#### [Written task]
Set out each line from the following listing that includes the word "RIMMS".

::: Dataset excerpts :::

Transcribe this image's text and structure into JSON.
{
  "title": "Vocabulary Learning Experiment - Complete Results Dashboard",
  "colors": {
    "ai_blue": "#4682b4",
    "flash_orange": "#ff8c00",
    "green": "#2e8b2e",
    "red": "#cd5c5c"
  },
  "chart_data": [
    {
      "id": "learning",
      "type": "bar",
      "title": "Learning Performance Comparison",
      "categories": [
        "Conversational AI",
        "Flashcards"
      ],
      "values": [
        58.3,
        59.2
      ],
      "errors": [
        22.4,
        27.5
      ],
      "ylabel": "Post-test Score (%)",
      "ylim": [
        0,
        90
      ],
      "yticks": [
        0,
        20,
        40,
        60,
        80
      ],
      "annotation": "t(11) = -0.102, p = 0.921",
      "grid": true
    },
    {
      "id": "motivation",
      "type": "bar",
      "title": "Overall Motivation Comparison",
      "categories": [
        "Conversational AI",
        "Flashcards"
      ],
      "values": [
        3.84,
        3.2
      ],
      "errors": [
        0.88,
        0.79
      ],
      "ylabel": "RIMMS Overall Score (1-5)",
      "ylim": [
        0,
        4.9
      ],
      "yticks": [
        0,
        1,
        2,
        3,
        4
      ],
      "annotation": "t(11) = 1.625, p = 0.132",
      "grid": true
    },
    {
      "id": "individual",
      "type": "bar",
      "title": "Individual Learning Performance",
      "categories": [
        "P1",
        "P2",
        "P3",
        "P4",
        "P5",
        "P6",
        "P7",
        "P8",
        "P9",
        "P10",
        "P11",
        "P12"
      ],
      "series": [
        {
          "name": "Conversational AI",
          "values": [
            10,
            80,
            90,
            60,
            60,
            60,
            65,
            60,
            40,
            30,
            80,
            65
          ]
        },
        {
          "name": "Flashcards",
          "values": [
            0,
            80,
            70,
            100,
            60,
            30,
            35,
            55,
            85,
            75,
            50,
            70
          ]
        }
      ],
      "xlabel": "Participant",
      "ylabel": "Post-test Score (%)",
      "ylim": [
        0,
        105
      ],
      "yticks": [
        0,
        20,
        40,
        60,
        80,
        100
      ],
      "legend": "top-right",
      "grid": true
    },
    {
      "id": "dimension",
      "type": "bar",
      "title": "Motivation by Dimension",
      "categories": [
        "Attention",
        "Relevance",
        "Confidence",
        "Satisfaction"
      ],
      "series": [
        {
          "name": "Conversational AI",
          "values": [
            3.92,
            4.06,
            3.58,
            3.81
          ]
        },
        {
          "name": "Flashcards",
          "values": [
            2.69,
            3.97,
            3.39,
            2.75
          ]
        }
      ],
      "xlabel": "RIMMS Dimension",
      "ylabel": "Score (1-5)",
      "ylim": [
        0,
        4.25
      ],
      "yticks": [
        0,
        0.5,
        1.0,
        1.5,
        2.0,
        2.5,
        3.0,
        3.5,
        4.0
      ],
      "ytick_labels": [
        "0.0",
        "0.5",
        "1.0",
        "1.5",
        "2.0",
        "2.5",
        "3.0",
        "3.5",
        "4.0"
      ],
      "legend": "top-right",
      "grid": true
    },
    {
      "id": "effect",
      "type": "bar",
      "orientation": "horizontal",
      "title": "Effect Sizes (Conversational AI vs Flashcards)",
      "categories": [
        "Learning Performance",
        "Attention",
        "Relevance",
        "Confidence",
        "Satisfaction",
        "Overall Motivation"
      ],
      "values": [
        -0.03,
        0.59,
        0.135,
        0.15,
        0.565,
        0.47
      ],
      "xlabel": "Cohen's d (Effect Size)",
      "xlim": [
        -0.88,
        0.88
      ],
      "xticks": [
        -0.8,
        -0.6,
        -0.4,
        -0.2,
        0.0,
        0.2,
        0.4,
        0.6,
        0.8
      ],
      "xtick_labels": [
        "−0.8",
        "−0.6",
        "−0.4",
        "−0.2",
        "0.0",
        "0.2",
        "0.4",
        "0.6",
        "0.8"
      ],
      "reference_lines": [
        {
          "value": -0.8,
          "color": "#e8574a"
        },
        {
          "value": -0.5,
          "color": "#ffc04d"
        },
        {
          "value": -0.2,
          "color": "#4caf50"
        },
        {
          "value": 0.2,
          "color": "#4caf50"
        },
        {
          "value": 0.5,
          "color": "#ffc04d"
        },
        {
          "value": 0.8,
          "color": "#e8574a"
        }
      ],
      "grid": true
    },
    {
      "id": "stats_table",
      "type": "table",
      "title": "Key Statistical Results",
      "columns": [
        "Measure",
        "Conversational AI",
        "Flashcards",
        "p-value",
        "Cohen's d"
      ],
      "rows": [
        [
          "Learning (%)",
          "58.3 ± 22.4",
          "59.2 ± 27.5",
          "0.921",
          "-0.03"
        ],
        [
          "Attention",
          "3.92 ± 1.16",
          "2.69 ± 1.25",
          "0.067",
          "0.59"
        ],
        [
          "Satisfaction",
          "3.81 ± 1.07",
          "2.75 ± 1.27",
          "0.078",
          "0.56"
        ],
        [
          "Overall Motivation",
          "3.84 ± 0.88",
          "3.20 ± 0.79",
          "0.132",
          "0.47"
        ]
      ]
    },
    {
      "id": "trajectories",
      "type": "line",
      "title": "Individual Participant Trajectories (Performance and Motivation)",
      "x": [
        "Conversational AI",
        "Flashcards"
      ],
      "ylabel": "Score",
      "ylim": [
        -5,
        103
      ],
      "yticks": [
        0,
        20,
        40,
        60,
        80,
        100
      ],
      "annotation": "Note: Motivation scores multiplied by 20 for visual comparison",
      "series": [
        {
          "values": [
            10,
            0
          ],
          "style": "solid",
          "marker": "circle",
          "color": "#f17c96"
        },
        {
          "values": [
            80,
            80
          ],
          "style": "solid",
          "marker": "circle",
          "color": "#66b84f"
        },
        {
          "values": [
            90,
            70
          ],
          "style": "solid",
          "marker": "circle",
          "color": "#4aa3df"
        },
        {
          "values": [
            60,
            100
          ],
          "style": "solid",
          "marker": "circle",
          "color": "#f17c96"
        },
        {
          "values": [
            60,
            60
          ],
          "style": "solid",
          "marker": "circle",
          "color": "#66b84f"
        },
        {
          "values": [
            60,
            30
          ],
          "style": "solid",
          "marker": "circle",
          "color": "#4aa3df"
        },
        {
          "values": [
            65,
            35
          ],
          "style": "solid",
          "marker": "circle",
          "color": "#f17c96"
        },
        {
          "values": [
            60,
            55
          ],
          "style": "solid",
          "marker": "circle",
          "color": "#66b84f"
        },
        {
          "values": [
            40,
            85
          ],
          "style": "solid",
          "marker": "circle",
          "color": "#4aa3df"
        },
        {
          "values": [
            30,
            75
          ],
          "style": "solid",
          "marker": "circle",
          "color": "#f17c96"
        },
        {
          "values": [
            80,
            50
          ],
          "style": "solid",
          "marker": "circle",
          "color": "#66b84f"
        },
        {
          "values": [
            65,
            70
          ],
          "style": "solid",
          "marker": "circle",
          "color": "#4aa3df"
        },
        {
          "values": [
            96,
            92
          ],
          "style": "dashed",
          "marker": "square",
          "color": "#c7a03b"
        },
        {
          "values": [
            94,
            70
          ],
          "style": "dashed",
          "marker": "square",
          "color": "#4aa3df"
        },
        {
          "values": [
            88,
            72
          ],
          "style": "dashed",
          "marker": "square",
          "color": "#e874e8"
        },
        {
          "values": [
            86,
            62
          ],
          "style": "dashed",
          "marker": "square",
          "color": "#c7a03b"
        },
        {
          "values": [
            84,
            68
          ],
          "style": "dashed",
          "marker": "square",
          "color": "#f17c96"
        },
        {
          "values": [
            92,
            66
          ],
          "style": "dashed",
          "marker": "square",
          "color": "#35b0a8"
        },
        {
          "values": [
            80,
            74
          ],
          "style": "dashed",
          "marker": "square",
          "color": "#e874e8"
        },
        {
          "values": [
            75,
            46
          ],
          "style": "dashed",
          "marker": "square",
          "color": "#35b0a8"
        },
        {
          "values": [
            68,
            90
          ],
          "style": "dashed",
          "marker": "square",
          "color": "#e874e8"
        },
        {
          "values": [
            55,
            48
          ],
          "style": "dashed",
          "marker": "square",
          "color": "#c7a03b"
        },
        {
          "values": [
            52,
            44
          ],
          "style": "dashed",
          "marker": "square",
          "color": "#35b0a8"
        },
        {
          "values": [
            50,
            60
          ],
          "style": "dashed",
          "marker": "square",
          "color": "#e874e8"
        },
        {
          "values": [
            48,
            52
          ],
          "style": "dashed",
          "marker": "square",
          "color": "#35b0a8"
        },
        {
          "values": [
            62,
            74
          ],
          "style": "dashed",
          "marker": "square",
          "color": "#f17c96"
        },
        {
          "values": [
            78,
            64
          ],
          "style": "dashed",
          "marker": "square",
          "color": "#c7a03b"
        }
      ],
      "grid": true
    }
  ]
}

:::

#### [Written response]
      "ylabel": "RIMMS Overall Score (1-5)",
      "xlabel": "RIMMS Dimension",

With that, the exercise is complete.